:: AVAILABLE RECORDS ::
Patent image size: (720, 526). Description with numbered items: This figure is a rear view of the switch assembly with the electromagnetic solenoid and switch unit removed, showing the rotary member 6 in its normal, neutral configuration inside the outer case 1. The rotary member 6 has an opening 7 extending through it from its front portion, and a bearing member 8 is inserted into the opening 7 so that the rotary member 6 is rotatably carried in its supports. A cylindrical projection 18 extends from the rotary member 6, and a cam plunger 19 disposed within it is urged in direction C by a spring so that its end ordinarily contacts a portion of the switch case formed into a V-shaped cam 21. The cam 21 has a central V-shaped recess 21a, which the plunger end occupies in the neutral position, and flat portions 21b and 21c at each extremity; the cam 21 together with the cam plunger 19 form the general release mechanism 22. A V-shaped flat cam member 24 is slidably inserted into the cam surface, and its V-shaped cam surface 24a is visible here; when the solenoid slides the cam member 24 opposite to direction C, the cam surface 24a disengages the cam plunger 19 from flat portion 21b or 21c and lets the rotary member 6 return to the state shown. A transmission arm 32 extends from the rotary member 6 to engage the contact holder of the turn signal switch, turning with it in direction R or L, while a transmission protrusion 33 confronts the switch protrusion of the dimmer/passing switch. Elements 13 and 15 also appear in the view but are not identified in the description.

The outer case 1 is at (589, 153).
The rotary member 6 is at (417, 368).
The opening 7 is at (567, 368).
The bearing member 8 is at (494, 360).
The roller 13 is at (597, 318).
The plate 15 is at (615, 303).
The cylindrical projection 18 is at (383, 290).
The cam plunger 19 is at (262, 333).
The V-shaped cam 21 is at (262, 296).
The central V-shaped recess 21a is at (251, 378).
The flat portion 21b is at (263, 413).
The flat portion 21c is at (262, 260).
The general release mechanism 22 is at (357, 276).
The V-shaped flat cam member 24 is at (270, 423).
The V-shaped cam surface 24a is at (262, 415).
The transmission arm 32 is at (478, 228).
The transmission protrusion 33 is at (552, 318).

:: PROBLEM DETAILS ::
Copy every row above word for word, keeping each line in its original order.

:: COMPLETE OUTPUT ::
Patent image size: (720, 526). Description with numbered items: This figure is a rear view of the switch assembly with the electromagnetic solenoid and switch unit removed, showing the rotary member 6 in its normal, neutral configuration inside the outer case 1. The rotary member 6 has an opening 7 extending through it from its front portion, and a bearing member 8 is inserted into the opening 7 so that the rotary member 6 is rotatably carried in its supports. A cylindrical projection 18 extends from the rotary member 6, and a cam plunger 19 disposed within it is urged in direction C by a spring so that its end ordinarily contacts a portion of the switch case formed into a V-shaped cam 21. The cam 21 has a central V-shaped recess 21a, which the plunger end occupies in the neutral position, and flat portions 21b and 21c at each extremity; the cam 21 together with the cam plunger 19 form the general release mechanism 22. A V-shaped flat cam member 24 is slidably inserted into the cam surface, and its V-shaped cam surface 24a is visible here; when the solenoid slides the cam member 24 opposite to direction C, the cam surface 24a disengages the cam plunger 19 from flat portion 21b or 21c and lets the rotary member 6 return to the state shown. A transmission arm 32 extends from the rotary member 6 to engage the contact holder of the turn signal switch, turning with it in direction R or L, while a transmission protrusion 33 confronts the switch protrusion of the dimmer/passing switch. Elements 13 and 15 also appear in the view but are not identified in the description.

The outer case 1 is at (589, 153).
The rotary member 6 is at (417, 368).
The opening 7 is at (567, 368).
The bearing member 8 is at (494, 360).
The roller 13 is at (597, 318).
The plate 15 is at (615, 303).
The cylindrical projection 18 is at (383, 290).
The cam plunger 19 is at (262, 333).
The V-shaped cam 21 is at (262, 296).
The central V-shaped recess 21a is at (251, 378).
The flat portion 21b is at (263, 413).
The flat portion 21c is at (262, 260).
The general release mechanism 22 is at (357, 276).
The V-shaped flat cam member 24 is at (270, 423).
The V-shaped cam surface 24a is at (262, 415).
The transmission arm 32 is at (478, 228).
The transmission protrusion 33 is at (552, 318).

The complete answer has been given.